_EXERCISE OBJECTIVE_
Copy all of the records below line for line, leaving out the pictures.

(Bounding box annotations)
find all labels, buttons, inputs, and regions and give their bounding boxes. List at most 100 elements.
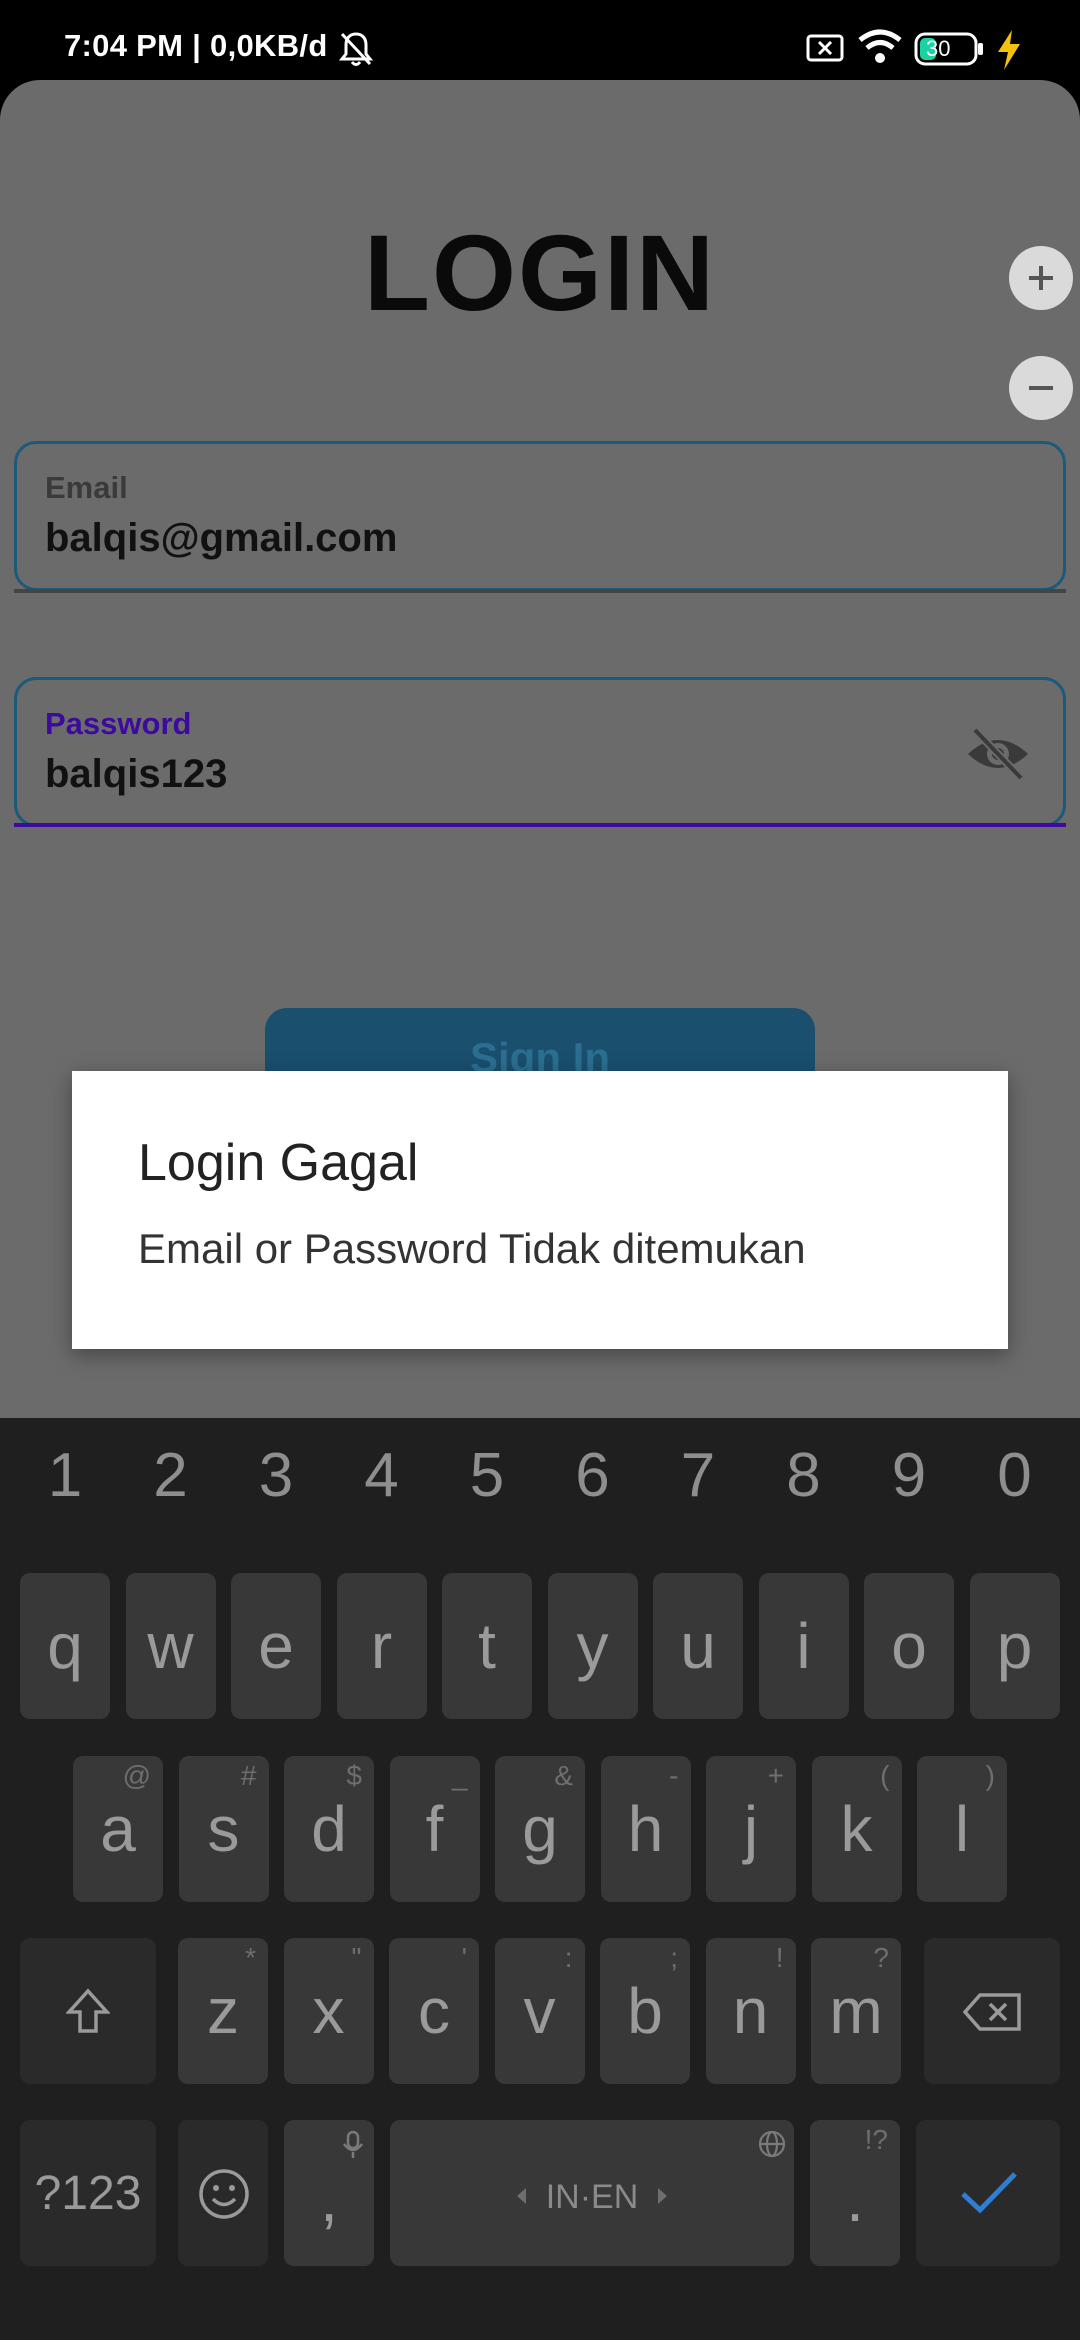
key-m[interactable]: ? m: [811, 1938, 901, 2084]
number-key-4[interactable]: 4: [337, 1440, 427, 1511]
key-q[interactable]: q: [20, 1573, 110, 1719]
key-p[interactable]: p: [969, 1573, 1060, 1719]
key-c[interactable]: ' c: [389, 1938, 479, 2084]
key-label: y: [576, 1610, 609, 1682]
key-hint: #: [240, 1760, 257, 1791]
key-label: j: [743, 1793, 759, 1865]
period-key-label: .: [846, 2163, 864, 2235]
password-label: Password: [45, 706, 192, 741]
dialog-title: Login Gagal: [138, 1134, 419, 1192]
emoji-key[interactable]: [178, 2120, 268, 2266]
key-o[interactable]: o: [864, 1573, 954, 1719]
key-w[interactable]: w: [125, 1573, 216, 1719]
number-key-2[interactable]: 2: [126, 1440, 216, 1511]
key-label: d: [311, 1793, 347, 1865]
number-key-0[interactable]: 0: [970, 1440, 1060, 1511]
key-hint: !: [775, 1942, 784, 1973]
number-key-5[interactable]: 5: [442, 1440, 532, 1511]
charging-bolt-icon: [998, 30, 1020, 70]
key-b[interactable]: ; b: [600, 1938, 690, 2084]
wifi-icon: [858, 29, 902, 63]
key-hint: *: [245, 1942, 256, 1973]
number-key-8[interactable]: 8: [759, 1440, 849, 1511]
key-label: v: [523, 1975, 556, 2047]
key-u[interactable]: u: [653, 1573, 743, 1719]
globe-icon: [758, 2130, 786, 2158]
key-i[interactable]: i: [758, 1573, 849, 1719]
key-hint: ": [351, 1942, 362, 1973]
key-a[interactable]: @ a: [73, 1756, 163, 1902]
key-hint: _: [451, 1760, 468, 1791]
comma-key[interactable]: ,: [284, 2120, 374, 2266]
period-key[interactable]: !? .: [810, 2120, 900, 2266]
key-d[interactable]: $ d: [284, 1756, 374, 1902]
key-label: s: [207, 1793, 240, 1865]
key-hint: +: [767, 1760, 784, 1791]
key-v[interactable]: :v: [494, 1938, 585, 2084]
soft-keyboard: 1234567890 qwertyuiop @ a # s $ d _ f & g - h + j(k) l…: [0, 1418, 1080, 2340]
key-g[interactable]: & g: [495, 1756, 585, 1902]
email-label: Email: [45, 470, 128, 505]
key-r[interactable]: r: [336, 1573, 427, 1719]
symbols-key[interactable]: ?123: [20, 2120, 156, 2266]
key-t[interactable]: t: [442, 1573, 532, 1719]
shift-key[interactable]: [20, 1938, 156, 2084]
zoom-in-button[interactable]: [1009, 246, 1073, 310]
email-field[interactable]: Email balqis@gmail.com: [14, 441, 1066, 591]
notifications-off-icon: [338, 32, 374, 66]
key-h[interactable]: -h: [600, 1756, 691, 1902]
key-label: r: [370, 1610, 393, 1682]
email-input[interactable]: balqis@gmail.com: [45, 516, 397, 561]
password-input[interactable]: balqis123: [45, 752, 227, 797]
status-time: 7:04 PM | 0,0KB/d: [64, 28, 328, 63]
email-underline: [14, 589, 1066, 593]
zoom-out-button[interactable]: [1009, 356, 1073, 420]
symbols-key-label: ?123: [34, 2167, 142, 2220]
key-hint: :: [564, 1942, 573, 1973]
password-field[interactable]: Password balqis123: [14, 677, 1066, 827]
key-label: a: [100, 1793, 136, 1865]
number-key-9[interactable]: 9: [864, 1440, 954, 1511]
key-y[interactable]: y: [547, 1573, 638, 1719]
key-hint: ;: [670, 1942, 678, 1973]
key-hint: ': [461, 1942, 467, 1973]
backspace-key[interactable]: [924, 1938, 1060, 2084]
key-f[interactable]: _ f: [389, 1756, 480, 1902]
key-x[interactable]: " x: [283, 1938, 374, 2084]
emoji-icon: [199, 2169, 249, 2219]
key-j[interactable]: + j: [706, 1756, 796, 1902]
key-z[interactable]: * z: [178, 1938, 268, 2084]
key-label: m: [829, 1975, 883, 2047]
enter-key[interactable]: [916, 2120, 1060, 2266]
key-k[interactable]: (k: [811, 1756, 902, 1902]
number-key-6[interactable]: 6: [548, 1440, 638, 1511]
backspace-icon: [962, 1993, 1021, 2031]
key-hint: &: [554, 1760, 573, 1791]
key-label: n: [732, 1975, 769, 2047]
key-e[interactable]: e: [231, 1573, 321, 1719]
period-key-hint: !?: [864, 2124, 888, 2155]
space-key[interactable]: IN·EN: [390, 2120, 794, 2266]
key-l[interactable]: ) l: [917, 1756, 1007, 1902]
key-label: q: [47, 1610, 83, 1682]
key-hint: ): [985, 1760, 995, 1791]
status-bar: 7:04 PM | 0,0KB/d 30: [0, 0, 1080, 80]
no-sim-icon: [806, 34, 844, 62]
key-s[interactable]: # s: [178, 1756, 269, 1902]
key-n[interactable]: ! n: [705, 1938, 796, 2084]
comma-key-label: ,: [320, 2163, 338, 2235]
shift-icon: [66, 1988, 110, 2033]
number-row: 1234567890: [0, 1440, 1080, 1530]
number-key-1[interactable]: 1: [20, 1440, 110, 1511]
visibility-off-icon[interactable]: [965, 724, 1031, 784]
microphone-icon: [343, 2130, 363, 2158]
key-label: f: [425, 1793, 444, 1865]
key-hint: $: [346, 1760, 362, 1791]
number-key-7[interactable]: 7: [653, 1440, 743, 1511]
key-hint: -: [669, 1760, 679, 1791]
number-key-3[interactable]: 3: [231, 1440, 321, 1511]
key-label: z: [207, 1975, 239, 2047]
minus-icon: [1029, 386, 1053, 390]
key-label: x: [312, 1975, 345, 2047]
language-right-arrow-icon: [658, 2188, 667, 2204]
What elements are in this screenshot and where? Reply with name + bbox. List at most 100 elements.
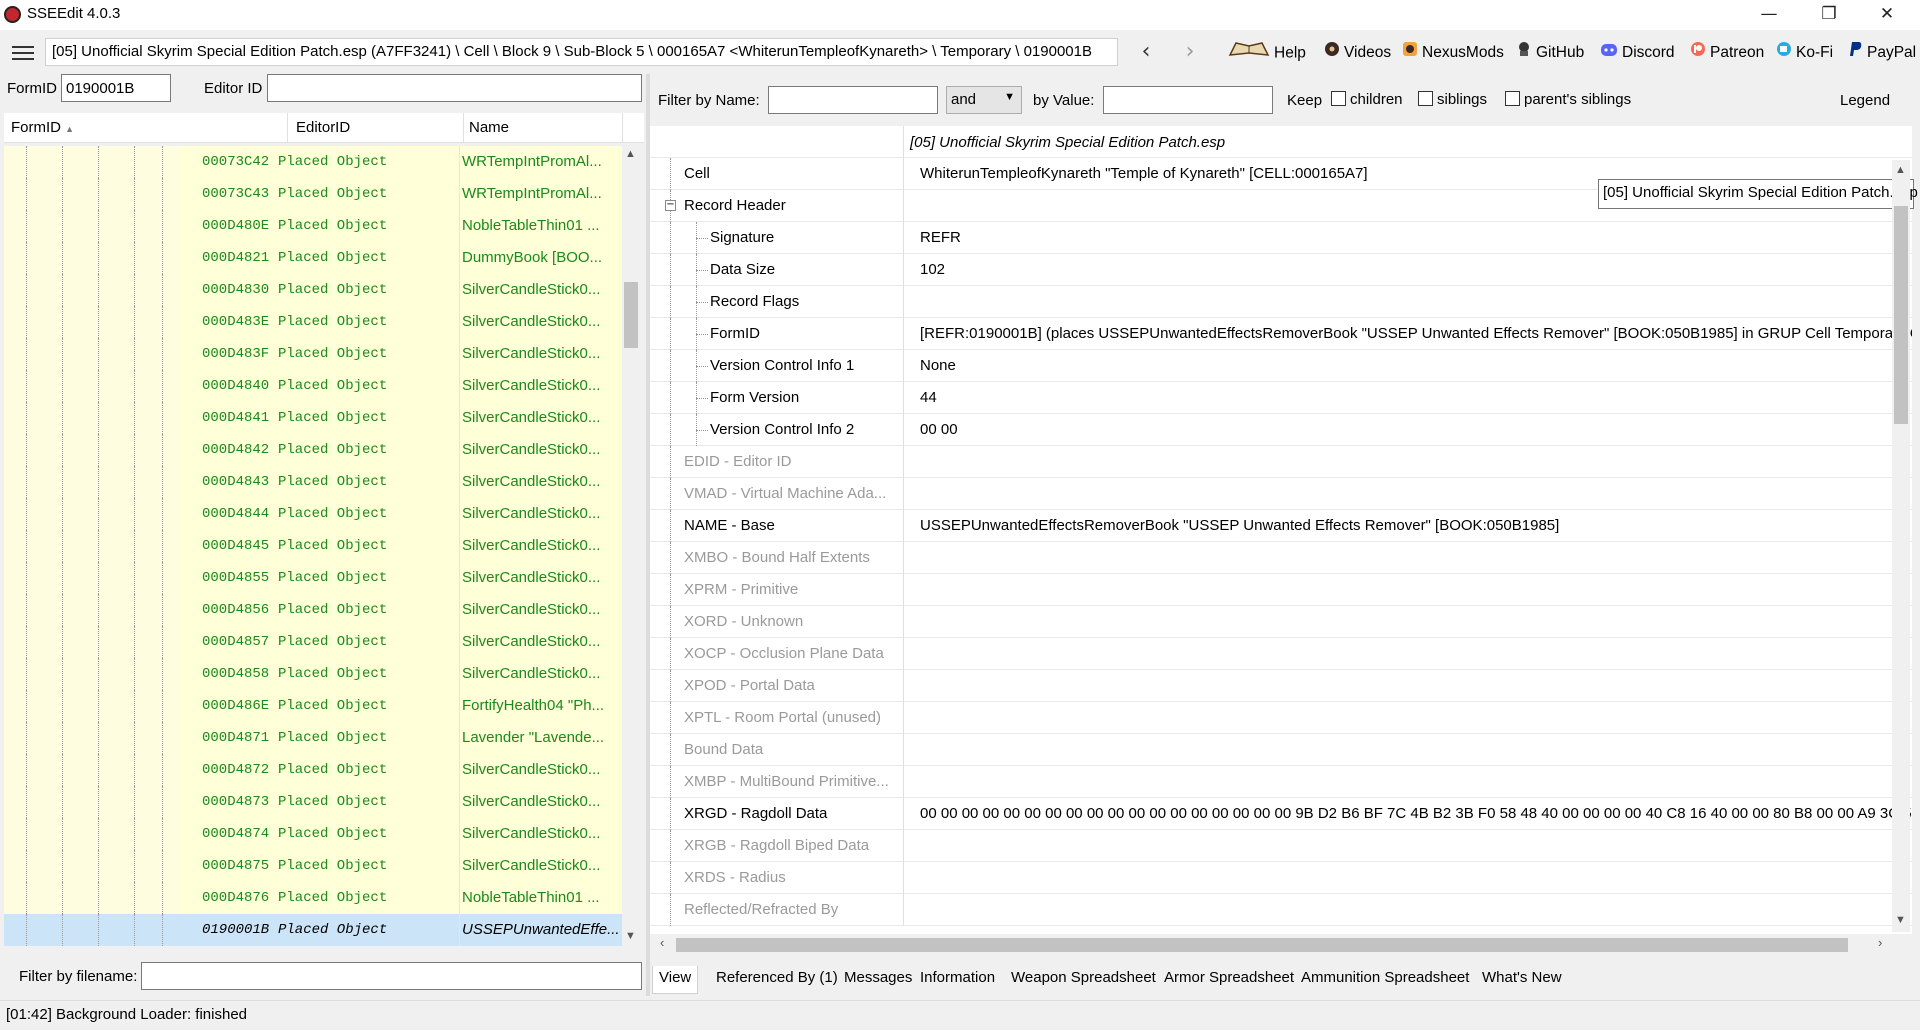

_RESULT OF THIS TASK_
find all labels, buttons, inputs, and regions and give their bounding boxes. List at most 100 elements.
key-m[interactable]: ? m: [811, 1938, 901, 2084]
number-key-4[interactable]: 4: [337, 1440, 427, 1511]
key-q[interactable]: q: [20, 1573, 110, 1719]
key-p[interactable]: p: [969, 1573, 1060, 1719]
key-c[interactable]: ' c: [389, 1938, 479, 2084]
key-label: y: [576, 1610, 609, 1682]
key-hint: #: [240, 1760, 257, 1791]
key-label: j: [743, 1793, 759, 1865]
period-key-label: .: [846, 2163, 864, 2235]
password-label: Password: [45, 706, 192, 741]
dialog-title: Login Gagal: [138, 1134, 419, 1192]
emoji-key[interactable]: [178, 2120, 268, 2266]
key-o[interactable]: o: [864, 1573, 954, 1719]
key-w[interactable]: w: [125, 1573, 216, 1719]
number-key-2[interactable]: 2: [126, 1440, 216, 1511]
key-label: d: [311, 1793, 347, 1865]
number-key-0[interactable]: 0: [970, 1440, 1060, 1511]
key-hint: !: [775, 1942, 784, 1973]
number-key-5[interactable]: 5: [442, 1440, 532, 1511]
charging-bolt-icon: [998, 30, 1020, 70]
key-b[interactable]: ; b: [600, 1938, 690, 2084]
wifi-icon: [858, 29, 902, 63]
key-hint: *: [245, 1942, 256, 1973]
number-key-8[interactable]: 8: [759, 1440, 849, 1511]
key-label: v: [523, 1975, 556, 2047]
key-u[interactable]: u: [653, 1573, 743, 1719]
globe-icon: [758, 2130, 786, 2158]
key-i[interactable]: i: [758, 1573, 849, 1719]
key-hint: ": [351, 1942, 362, 1973]
key-a[interactable]: @ a: [73, 1756, 163, 1902]
key-hint: _: [451, 1760, 468, 1791]
comma-key[interactable]: ,: [284, 2120, 374, 2266]
period-key[interactable]: !? .: [810, 2120, 900, 2266]
key-d[interactable]: $ d: [284, 1756, 374, 1902]
key-label: s: [207, 1793, 240, 1865]
key-hint: +: [767, 1760, 784, 1791]
key-v[interactable]: :v: [494, 1938, 585, 2084]
soft-keyboard: 1234567890 qwertyuiop @ a # s $ d _ f & g - h + j(k) l…: [0, 1418, 1080, 2340]
key-g[interactable]: & g: [495, 1756, 585, 1902]
email-label: Email: [45, 470, 128, 505]
key-r[interactable]: r: [336, 1573, 427, 1719]
symbols-key[interactable]: ?123: [20, 2120, 156, 2266]
key-t[interactable]: t: [442, 1573, 532, 1719]
shift-key[interactable]: [20, 1938, 156, 2084]
zoom-in-button[interactable]: [1009, 246, 1073, 310]
email-field[interactable]: Email balqis@gmail.com: [14, 441, 1066, 591]
notifications-off-icon: [338, 32, 374, 66]
key-h[interactable]: -h: [600, 1756, 691, 1902]
key-label: r: [370, 1610, 393, 1682]
email-input[interactable]: balqis@gmail.com: [45, 516, 397, 561]
password-input[interactable]: balqis123: [45, 752, 227, 797]
status-time: 7:04 PM | 0,0KB/d: [64, 28, 328, 63]
email-underline: [14, 589, 1066, 593]
zoom-out-button[interactable]: [1009, 356, 1073, 420]
symbols-key-label: ?123: [34, 2167, 142, 2220]
key-hint: :: [564, 1942, 573, 1973]
password-field[interactable]: Password balqis123: [14, 677, 1066, 827]
key-label: a: [100, 1793, 136, 1865]
number-key-9[interactable]: 9: [864, 1440, 954, 1511]
key-y[interactable]: y: [547, 1573, 638, 1719]
key-hint: ;: [670, 1942, 678, 1973]
key-hint: ': [461, 1942, 467, 1973]
backspace-key[interactable]: [924, 1938, 1060, 2084]
key-f[interactable]: _ f: [389, 1756, 480, 1902]
key-x[interactable]: " x: [283, 1938, 374, 2084]
emoji-icon: [199, 2169, 249, 2219]
key-j[interactable]: + j: [706, 1756, 796, 1902]
key-z[interactable]: * z: [178, 1938, 268, 2084]
key-label: m: [829, 1975, 883, 2047]
enter-key[interactable]: [916, 2120, 1060, 2266]
key-k[interactable]: (k: [811, 1756, 902, 1902]
number-key-6[interactable]: 6: [548, 1440, 638, 1511]
backspace-icon: [962, 1993, 1021, 2031]
key-hint: &: [554, 1760, 573, 1791]
key-label: n: [732, 1975, 769, 2047]
key-e[interactable]: e: [231, 1573, 321, 1719]
period-key-hint: !?: [864, 2124, 888, 2155]
space-key[interactable]: IN·EN: [390, 2120, 794, 2266]
key-l[interactable]: ) l: [917, 1756, 1007, 1902]
key-label: q: [47, 1610, 83, 1682]
key-hint: ): [985, 1760, 995, 1791]
status-bar: 7:04 PM | 0,0KB/d 30: [0, 0, 1080, 80]
no-sim-icon: [806, 34, 844, 62]
key-s[interactable]: # s: [178, 1756, 269, 1902]
key-n[interactable]: ! n: [705, 1938, 796, 2084]
comma-key-label: ,: [320, 2163, 338, 2235]
shift-icon: [66, 1988, 110, 2033]
number-row: 1234567890: [0, 1440, 1080, 1530]
number-key-1[interactable]: 1: [20, 1440, 110, 1511]
visibility-off-icon[interactable]: [965, 724, 1031, 784]
microphone-icon: [343, 2130, 363, 2158]
key-label: f: [425, 1793, 444, 1865]
key-hint: $: [346, 1760, 362, 1791]
number-key-7[interactable]: 7: [653, 1440, 743, 1511]
key-hint: -: [669, 1760, 679, 1791]
number-key-3[interactable]: 3: [231, 1440, 321, 1511]
key-label: z: [207, 1975, 239, 2047]
minus-icon: [1029, 386, 1053, 390]
key-label: x: [312, 1975, 345, 2047]
language-right-arrow-icon: [658, 2188, 667, 2204]
What elements are in this screenshot and where? Reply with name + bbox. List at most 100 elements.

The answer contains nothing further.